The exercise -
The data below is to be returned in full and exactly.

(Extracted records)
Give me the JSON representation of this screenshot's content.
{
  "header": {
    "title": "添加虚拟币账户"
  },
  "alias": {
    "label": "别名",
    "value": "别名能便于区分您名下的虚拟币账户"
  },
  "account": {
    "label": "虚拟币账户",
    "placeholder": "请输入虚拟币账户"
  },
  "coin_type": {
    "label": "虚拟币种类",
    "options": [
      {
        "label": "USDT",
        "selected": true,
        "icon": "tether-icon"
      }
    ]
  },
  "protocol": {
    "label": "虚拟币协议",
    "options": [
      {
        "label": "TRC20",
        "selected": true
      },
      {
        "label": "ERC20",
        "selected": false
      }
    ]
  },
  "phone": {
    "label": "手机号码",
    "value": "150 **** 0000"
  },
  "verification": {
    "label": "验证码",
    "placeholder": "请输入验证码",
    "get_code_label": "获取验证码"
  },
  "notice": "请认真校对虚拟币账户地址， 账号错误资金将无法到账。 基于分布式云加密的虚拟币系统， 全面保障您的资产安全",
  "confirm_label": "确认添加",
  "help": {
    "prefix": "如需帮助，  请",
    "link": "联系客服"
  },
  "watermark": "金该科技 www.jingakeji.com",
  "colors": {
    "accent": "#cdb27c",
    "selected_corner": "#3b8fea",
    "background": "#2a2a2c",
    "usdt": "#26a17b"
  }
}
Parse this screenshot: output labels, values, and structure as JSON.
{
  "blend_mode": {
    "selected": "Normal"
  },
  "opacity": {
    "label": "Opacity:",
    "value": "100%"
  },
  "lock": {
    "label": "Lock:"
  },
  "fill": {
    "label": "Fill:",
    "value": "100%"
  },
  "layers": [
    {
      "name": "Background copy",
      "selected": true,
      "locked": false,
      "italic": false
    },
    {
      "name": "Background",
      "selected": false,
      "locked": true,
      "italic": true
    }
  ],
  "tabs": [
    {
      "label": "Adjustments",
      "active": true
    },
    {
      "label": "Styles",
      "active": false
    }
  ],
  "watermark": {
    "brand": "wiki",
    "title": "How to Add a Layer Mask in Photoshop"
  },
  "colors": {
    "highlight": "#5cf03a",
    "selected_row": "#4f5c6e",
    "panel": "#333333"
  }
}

Written answer -
Give me the JSON representation of this screenshot's content.
{
  "header": {
    "title": "添加虚拟币账户"
  },
  "alias": {
    "label": "别名",
    "value": "别名能便于区分您名下的虚拟币账户"
  },
  "account": {
    "label": "虚拟币账户",
    "placeholder": "请输入虚拟币账户"
  },
  "coin_type": {
    "label": "虚拟币种类",
    "options": [
      {
        "label": "USDT",
        "selected": true,
        "icon": "tether-icon"
      }
    ]
  },
  "protocol": {
    "label": "虚拟币协议",
    "options": [
      {
        "label": "TRC20",
        "selected": true
      },
      {
        "label": "ERC20",
        "selected": false
      }
    ]
  },
  "phone": {
    "label": "手机号码",
    "value": "150 **** 0000"
  },
  "verification": {
    "label": "验证码",
    "placeholder": "请输入验证码",
    "get_code_label": "获取验证码"
  },
  "notice": "请认真校对虚拟币账户地址， 账号错误资金将无法到账。 基于分布式云加密的虚拟币系统， 全面保障您的资产安全",
  "confirm_label": "确认添加",
  "help": {
    "prefix": "如需帮助，  请",
    "link": "联系客服"
  },
  "watermark": "金该科技 www.jingakeji.com",
  "colors": {
    "accent": "#cdb27c",
    "selected_corner": "#3b8fea",
    "background": "#2a2a2c",
    "usdt": "#26a17b"
  }
}
Parse this screenshot: output labels, values, and structure as JSON.
{
  "blend_mode": {
    "selected": "Normal"
  },
  "opacity": {
    "label": "Opacity:",
    "value": "100%"
  },
  "lock": {
    "label": "Lock:"
  },
  "fill": {
    "label": "Fill:",
    "value": "100%"
  },
  "layers": [
    {
      "name": "Background copy",
      "selected": true,
      "locked": false,
      "italic": false
    },
    {
      "name": "Background",
      "selected": false,
      "locked": true,
      "italic": true
    }
  ],
  "tabs": [
    {
      "label": "Adjustments",
      "active": true
    },
    {
      "label": "Styles",
      "active": false
    }
  ],
  "watermark": {
    "brand": "wiki",
    "title": "How to Add a Layer Mask in Photoshop"
  },
  "colors": {
    "highlight": "#5cf03a",
    "selected_row": "#4f5c6e",
    "panel": "#333333"
  }
}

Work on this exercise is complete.